Task to carry out: Every line with the string "will" should be gathered.

Material:
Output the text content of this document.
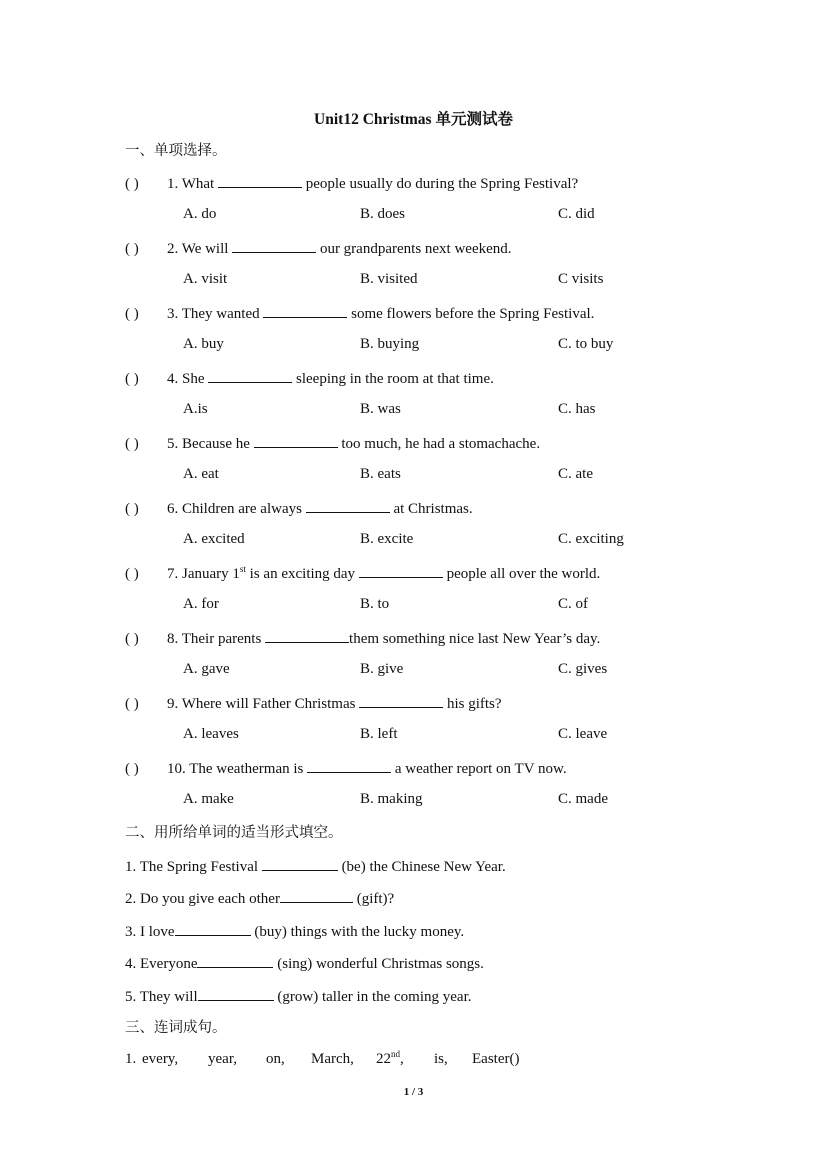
Unit12 Christmas 单元测试卷
一、单项选择。
( ) 1. What	people usually do during the Spring Festival?
A. do	B. does	C. did
( ) 2. We will	our grandparents next weekend.
A. visit	B. visited	C visits
( ) 3. They wanted	some flowers before the Spring Festival.
A. buy	B. buying	C. to buy
( ) 4. She	sleeping in the room at that time.
A.is	B. was	C. has
( ) 5. Because he	too much, he had a stomachache.
A. eat	B. eats	C. ate
( ) 6. Children are always	at Christmas.
A. excited	B. excite	C. exciting
( ) 7. January 1st is an exciting day	people all over the world.
A. for	B. to	C. of
( ) 8. Their parents	them something nice last New Year’s day.
A. gave	B. give	C. gives
( ) 9. Where will Father Christmas	his gifts?
A. leaves	B. left	C. leave
( ) 10. The weatherman is	a weather report on TV now.
A. make	B. making	C. made
二、用所给单词的适当形式填空。
1. The Spring Festival	(be) the Chinese New Year.
2. Do you give each other	(gift)?
3. I love	(buy) things with the lucky money.
4. Everyone	(sing) wonderful Christmas songs.
5. They will	(grow) taller in the coming year.
三、连词成句。
1. every, year, on, March, 22nd, is, Easter()
1 / 3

Solution to the problem:
( ) 2. We will	our grandparents next weekend.
( ) 9. Where will Father Christmas	his gifts?
5. They will	(grow) taller in the coming year.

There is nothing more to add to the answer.